#### Problem details
Could you restate the entries below word for word?
#####
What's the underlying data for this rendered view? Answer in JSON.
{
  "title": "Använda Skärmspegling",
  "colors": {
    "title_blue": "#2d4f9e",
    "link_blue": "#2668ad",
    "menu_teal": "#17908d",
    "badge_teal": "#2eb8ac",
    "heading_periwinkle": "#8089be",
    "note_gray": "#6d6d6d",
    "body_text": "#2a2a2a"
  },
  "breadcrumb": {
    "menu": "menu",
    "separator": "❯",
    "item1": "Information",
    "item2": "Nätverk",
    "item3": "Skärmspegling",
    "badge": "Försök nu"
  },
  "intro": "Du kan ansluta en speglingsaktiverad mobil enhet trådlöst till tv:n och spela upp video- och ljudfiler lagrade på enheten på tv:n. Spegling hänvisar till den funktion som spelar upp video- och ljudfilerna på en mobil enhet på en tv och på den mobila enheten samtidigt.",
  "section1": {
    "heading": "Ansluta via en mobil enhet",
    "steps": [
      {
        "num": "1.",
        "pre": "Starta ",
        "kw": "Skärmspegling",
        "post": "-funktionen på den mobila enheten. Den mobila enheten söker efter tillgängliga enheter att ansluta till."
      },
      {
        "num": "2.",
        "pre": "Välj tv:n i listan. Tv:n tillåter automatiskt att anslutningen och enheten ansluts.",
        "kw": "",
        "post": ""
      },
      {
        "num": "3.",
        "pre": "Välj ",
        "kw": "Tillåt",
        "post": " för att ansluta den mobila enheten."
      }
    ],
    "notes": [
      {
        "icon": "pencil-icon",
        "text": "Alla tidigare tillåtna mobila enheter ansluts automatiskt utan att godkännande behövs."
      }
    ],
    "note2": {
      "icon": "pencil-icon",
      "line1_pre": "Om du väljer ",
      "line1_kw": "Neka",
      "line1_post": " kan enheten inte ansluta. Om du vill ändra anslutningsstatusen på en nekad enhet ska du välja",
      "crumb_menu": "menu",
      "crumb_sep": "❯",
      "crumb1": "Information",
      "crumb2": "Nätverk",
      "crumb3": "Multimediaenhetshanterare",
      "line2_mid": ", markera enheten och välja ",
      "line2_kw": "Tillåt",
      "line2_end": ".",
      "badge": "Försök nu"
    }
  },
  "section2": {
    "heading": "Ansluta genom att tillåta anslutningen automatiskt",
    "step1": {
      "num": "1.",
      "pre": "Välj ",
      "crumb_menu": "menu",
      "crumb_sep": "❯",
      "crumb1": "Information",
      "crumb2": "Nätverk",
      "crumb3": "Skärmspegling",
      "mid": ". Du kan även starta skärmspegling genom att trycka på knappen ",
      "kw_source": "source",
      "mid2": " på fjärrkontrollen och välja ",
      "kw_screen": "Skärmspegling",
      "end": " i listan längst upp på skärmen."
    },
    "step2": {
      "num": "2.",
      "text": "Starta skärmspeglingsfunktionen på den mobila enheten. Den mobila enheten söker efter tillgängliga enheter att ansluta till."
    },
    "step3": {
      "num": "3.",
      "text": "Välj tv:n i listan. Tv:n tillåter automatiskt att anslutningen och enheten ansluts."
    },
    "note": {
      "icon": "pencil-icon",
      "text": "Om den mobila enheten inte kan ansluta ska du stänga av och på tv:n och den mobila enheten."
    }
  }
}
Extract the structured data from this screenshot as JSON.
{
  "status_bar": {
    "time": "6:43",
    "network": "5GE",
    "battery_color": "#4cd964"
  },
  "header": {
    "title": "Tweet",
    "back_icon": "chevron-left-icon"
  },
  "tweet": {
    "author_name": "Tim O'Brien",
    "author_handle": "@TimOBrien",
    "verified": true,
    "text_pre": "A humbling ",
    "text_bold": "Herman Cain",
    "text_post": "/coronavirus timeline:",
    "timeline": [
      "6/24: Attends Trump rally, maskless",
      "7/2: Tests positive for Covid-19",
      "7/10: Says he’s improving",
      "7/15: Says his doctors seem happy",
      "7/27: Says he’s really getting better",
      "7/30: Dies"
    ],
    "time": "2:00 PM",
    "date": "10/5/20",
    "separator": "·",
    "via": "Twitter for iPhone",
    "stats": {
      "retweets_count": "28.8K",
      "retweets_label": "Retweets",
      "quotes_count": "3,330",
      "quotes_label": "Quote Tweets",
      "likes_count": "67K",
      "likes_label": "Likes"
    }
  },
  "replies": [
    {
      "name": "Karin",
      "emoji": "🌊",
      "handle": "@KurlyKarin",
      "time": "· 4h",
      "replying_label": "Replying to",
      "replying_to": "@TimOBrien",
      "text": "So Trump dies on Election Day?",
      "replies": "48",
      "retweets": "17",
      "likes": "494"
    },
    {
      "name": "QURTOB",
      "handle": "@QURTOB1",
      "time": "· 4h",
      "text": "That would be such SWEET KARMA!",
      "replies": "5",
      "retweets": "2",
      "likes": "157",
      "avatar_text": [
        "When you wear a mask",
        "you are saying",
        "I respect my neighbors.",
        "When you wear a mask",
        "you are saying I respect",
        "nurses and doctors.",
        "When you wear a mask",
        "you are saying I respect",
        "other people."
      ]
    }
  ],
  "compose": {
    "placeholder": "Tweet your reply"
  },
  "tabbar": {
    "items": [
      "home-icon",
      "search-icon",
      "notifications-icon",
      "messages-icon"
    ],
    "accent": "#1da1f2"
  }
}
#####
#### Exercise solution
What's the underlying data for this rendered view? Answer in JSON.
{
  "title": "Använda Skärmspegling",
  "colors": {
    "title_blue": "#2d4f9e",
    "link_blue": "#2668ad",
    "menu_teal": "#17908d",
    "badge_teal": "#2eb8ac",
    "heading_periwinkle": "#8089be",
    "note_gray": "#6d6d6d",
    "body_text": "#2a2a2a"
  },
  "breadcrumb": {
    "menu": "menu",
    "separator": "❯",
    "item1": "Information",
    "item2": "Nätverk",
    "item3": "Skärmspegling",
    "badge": "Försök nu"
  },
  "intro": "Du kan ansluta en speglingsaktiverad mobil enhet trådlöst till tv:n och spela upp video- och ljudfiler lagrade på enheten på tv:n. Spegling hänvisar till den funktion som spelar upp video- och ljudfilerna på en mobil enhet på en tv och på den mobila enheten samtidigt.",
  "section1": {
    "heading": "Ansluta via en mobil enhet",
    "steps": [
      {
        "num": "1.",
        "pre": "Starta ",
        "kw": "Skärmspegling",
        "post": "-funktionen på den mobila enheten. Den mobila enheten söker efter tillgängliga enheter att ansluta till."
      },
      {
        "num": "2.",
        "pre": "Välj tv:n i listan. Tv:n tillåter automatiskt att anslutningen och enheten ansluts.",
        "kw": "",
        "post": ""
      },
      {
        "num": "3.",
        "pre": "Välj ",
        "kw": "Tillåt",
        "post": " för att ansluta den mobila enheten."
      }
    ],
    "notes": [
      {
        "icon": "pencil-icon",
        "text": "Alla tidigare tillåtna mobila enheter ansluts automatiskt utan att godkännande behövs."
      }
    ],
    "note2": {
      "icon": "pencil-icon",
      "line1_pre": "Om du väljer ",
      "line1_kw": "Neka",
      "line1_post": " kan enheten inte ansluta. Om du vill ändra anslutningsstatusen på en nekad enhet ska du välja",
      "crumb_menu": "menu",
      "crumb_sep": "❯",
      "crumb1": "Information",
      "crumb2": "Nätverk",
      "crumb3": "Multimediaenhetshanterare",
      "line2_mid": ", markera enheten och välja ",
      "line2_kw": "Tillåt",
      "line2_end": ".",
      "badge": "Försök nu"
    }
  },
  "section2": {
    "heading": "Ansluta genom att tillåta anslutningen automatiskt",
    "step1": {
      "num": "1.",
      "pre": "Välj ",
      "crumb_menu": "menu",
      "crumb_sep": "❯",
      "crumb1": "Information",
      "crumb2": "Nätverk",
      "crumb3": "Skärmspegling",
      "mid": ". Du kan även starta skärmspegling genom att trycka på knappen ",
      "kw_source": "source",
      "mid2": " på fjärrkontrollen och välja ",
      "kw_screen": "Skärmspegling",
      "end": " i listan längst upp på skärmen."
    },
    "step2": {
      "num": "2.",
      "text": "Starta skärmspeglingsfunktionen på den mobila enheten. Den mobila enheten söker efter tillgängliga enheter att ansluta till."
    },
    "step3": {
      "num": "3.",
      "text": "Välj tv:n i listan. Tv:n tillåter automatiskt att anslutningen och enheten ansluts."
    },
    "note": {
      "icon": "pencil-icon",
      "text": "Om den mobila enheten inte kan ansluta ska du stänga av och på tv:n och den mobila enheten."
    }
  }
}
Extract the structured data from this screenshot as JSON.
{
  "status_bar": {
    "time": "6:43",
    "network": "5GE",
    "battery_color": "#4cd964"
  },
  "header": {
    "title": "Tweet",
    "back_icon": "chevron-left-icon"
  },
  "tweet": {
    "author_name": "Tim O'Brien",
    "author_handle": "@TimOBrien",
    "verified": true,
    "text_pre": "A humbling ",
    "text_bold": "Herman Cain",
    "text_post": "/coronavirus timeline:",
    "timeline": [
      "6/24: Attends Trump rally, maskless",
      "7/2: Tests positive for Covid-19",
      "7/10: Says he’s improving",
      "7/15: Says his doctors seem happy",
      "7/27: Says he’s really getting better",
      "7/30: Dies"
    ],
    "time": "2:00 PM",
    "date": "10/5/20",
    "separator": "·",
    "via": "Twitter for iPhone",
    "stats": {
      "retweets_count": "28.8K",
      "retweets_label": "Retweets",
      "quotes_count": "3,330",
      "quotes_label": "Quote Tweets",
      "likes_count": "67K",
      "likes_label": "Likes"
    }
  },
  "replies": [
    {
      "name": "Karin",
      "emoji": "🌊",
      "handle": "@KurlyKarin",
      "time": "· 4h",
      "replying_label": "Replying to",
      "replying_to": "@TimOBrien",
      "text": "So Trump dies on Election Day?",
      "replies": "48",
      "retweets": "17",
      "likes": "494"
    },
    {
      "name": "QURTOB",
      "handle": "@QURTOB1",
      "time": "· 4h",
      "text": "That would be such SWEET KARMA!",
      "replies": "5",
      "retweets": "2",
      "likes": "157",
      "avatar_text": [
        "When you wear a mask",
        "you are saying",
        "I respect my neighbors.",
        "When you wear a mask",
        "you are saying I respect",
        "nurses and doctors.",
        "When you wear a mask",
        "you are saying I respect",
        "other people."
      ]
    }
  ],
  "compose": {
    "placeholder": "Tweet your reply"
  },
  "tabbar": {
    "items": [
      "home-icon",
      "search-icon",
      "notifications-icon",
      "messages-icon"
    ],
    "accent": "#1da1f2"
  }
}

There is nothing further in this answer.